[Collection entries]
:::::

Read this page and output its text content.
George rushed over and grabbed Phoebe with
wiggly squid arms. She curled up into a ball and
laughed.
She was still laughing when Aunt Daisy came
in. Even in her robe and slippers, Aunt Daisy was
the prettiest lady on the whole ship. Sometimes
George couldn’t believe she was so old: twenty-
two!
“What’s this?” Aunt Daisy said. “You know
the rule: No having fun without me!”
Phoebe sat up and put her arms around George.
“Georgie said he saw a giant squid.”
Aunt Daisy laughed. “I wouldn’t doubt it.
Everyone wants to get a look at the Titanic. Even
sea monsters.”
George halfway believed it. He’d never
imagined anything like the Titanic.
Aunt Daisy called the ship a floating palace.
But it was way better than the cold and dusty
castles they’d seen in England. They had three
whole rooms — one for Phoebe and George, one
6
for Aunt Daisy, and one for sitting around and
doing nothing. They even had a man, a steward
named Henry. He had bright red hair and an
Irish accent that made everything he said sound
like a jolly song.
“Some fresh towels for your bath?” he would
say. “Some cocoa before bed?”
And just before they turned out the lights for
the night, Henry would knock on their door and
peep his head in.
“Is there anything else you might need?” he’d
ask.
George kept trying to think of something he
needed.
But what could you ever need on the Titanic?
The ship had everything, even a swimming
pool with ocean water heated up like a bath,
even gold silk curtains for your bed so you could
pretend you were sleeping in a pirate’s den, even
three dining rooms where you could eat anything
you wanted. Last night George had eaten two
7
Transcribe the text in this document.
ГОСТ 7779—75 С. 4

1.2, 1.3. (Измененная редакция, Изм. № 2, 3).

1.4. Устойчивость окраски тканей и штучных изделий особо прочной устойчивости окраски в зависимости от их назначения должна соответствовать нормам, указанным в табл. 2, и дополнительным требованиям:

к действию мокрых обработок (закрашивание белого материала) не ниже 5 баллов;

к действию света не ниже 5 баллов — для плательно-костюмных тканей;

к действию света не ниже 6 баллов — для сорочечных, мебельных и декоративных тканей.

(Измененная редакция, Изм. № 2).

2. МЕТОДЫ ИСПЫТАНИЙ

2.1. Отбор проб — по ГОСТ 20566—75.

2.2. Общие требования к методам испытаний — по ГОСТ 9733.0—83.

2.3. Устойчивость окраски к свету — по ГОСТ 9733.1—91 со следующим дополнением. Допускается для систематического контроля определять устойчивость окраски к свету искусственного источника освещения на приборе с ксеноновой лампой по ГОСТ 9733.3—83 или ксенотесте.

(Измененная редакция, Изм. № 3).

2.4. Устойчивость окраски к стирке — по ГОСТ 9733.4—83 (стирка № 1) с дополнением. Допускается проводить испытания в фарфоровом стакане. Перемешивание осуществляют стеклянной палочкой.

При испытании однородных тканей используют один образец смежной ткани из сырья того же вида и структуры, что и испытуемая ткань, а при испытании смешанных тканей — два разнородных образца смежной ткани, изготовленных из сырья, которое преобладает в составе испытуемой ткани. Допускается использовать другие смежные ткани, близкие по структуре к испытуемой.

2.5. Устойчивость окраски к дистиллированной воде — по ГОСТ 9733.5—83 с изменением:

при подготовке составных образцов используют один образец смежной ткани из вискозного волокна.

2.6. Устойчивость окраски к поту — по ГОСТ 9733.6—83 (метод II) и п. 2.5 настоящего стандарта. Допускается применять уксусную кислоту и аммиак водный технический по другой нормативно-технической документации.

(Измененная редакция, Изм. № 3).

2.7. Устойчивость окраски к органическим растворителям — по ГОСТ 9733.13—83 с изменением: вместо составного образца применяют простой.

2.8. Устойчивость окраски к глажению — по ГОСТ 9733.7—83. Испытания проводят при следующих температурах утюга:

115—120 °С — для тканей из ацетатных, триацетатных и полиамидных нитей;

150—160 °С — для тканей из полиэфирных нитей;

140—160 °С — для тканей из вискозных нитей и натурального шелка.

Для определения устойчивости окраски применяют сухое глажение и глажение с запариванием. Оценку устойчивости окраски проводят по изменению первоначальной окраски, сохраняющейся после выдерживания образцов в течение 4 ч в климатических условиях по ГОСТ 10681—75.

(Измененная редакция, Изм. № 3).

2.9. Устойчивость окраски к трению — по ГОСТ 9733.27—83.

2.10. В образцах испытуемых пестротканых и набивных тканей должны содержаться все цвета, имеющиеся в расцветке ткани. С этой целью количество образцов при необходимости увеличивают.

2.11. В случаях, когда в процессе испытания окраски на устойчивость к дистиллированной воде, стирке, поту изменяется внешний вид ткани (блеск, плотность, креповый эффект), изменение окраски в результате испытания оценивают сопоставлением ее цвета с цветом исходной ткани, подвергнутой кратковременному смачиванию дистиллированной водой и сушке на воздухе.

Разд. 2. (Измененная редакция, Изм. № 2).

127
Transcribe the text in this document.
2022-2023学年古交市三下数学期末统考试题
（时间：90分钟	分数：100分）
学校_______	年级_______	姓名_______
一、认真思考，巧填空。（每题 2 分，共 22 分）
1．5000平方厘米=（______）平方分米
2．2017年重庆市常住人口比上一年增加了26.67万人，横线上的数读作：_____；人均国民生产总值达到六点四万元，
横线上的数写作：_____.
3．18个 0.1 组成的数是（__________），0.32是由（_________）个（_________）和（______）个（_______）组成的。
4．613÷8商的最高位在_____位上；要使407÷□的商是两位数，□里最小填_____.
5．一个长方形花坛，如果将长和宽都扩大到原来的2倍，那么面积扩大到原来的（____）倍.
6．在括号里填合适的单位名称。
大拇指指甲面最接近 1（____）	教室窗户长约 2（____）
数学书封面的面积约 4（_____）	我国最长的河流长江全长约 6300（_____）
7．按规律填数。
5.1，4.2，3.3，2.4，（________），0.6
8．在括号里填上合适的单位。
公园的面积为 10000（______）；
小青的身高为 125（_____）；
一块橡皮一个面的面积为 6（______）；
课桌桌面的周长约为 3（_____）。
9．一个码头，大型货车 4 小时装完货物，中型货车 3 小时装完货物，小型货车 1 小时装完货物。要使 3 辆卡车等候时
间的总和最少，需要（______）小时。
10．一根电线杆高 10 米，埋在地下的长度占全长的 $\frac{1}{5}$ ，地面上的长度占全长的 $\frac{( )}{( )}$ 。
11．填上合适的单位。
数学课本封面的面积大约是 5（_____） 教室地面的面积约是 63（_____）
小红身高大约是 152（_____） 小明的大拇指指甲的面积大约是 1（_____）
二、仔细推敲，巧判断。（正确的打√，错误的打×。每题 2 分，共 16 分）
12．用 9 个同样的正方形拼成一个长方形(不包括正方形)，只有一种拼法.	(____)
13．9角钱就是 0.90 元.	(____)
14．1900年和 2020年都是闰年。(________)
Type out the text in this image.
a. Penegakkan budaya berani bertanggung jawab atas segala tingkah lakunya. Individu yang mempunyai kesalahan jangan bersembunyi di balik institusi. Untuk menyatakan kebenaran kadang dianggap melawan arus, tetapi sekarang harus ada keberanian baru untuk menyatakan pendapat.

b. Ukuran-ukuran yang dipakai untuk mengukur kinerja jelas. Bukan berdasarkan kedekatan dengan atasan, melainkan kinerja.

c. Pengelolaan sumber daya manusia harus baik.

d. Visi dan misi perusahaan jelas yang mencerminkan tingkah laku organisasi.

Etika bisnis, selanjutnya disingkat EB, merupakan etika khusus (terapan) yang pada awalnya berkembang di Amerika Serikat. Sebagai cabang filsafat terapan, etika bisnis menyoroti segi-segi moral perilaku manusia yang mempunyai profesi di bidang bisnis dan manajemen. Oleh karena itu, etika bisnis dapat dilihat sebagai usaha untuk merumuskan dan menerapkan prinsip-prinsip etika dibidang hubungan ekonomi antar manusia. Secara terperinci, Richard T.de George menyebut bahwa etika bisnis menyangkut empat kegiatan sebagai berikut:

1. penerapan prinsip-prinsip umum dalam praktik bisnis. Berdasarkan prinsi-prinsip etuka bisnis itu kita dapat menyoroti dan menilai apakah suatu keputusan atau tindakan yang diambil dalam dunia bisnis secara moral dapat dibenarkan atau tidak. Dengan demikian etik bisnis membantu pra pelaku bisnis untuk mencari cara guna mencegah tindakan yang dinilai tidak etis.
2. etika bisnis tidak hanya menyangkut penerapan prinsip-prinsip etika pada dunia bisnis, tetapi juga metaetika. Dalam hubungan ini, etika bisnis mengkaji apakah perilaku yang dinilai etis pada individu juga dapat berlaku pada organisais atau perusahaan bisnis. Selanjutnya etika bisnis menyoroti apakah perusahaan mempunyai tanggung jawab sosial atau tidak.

:::::

What you will do | Sift the material for lines with the string "jawab". Copy each one found.

Answer to the task |
a. Penegakkan budaya berani bertanggung jawab atas segala tingkah lakunya. Individu yang mempunyai kesalahan jangan bersembunyi di balik institusi. Untuk menyatakan kebenaran kadang dianggap melawan arus, tetapi sekarang harus ada keberanian baru untuk menyatakan pendapat.
2. etika bisnis tidak hanya menyangkut penerapan prinsip-prinsip etika pada dunia bisnis, tetapi juga metaetika. Dalam hubungan ini, etika bisnis mengkaji apakah perilaku yang dinilai etis pada individu juga dapat berlaku pada organisais atau perusahaan bisnis. Selanjutnya etika bisnis menyoroti apakah perusahaan mempunyai tanggung jawab sosial atau tidak.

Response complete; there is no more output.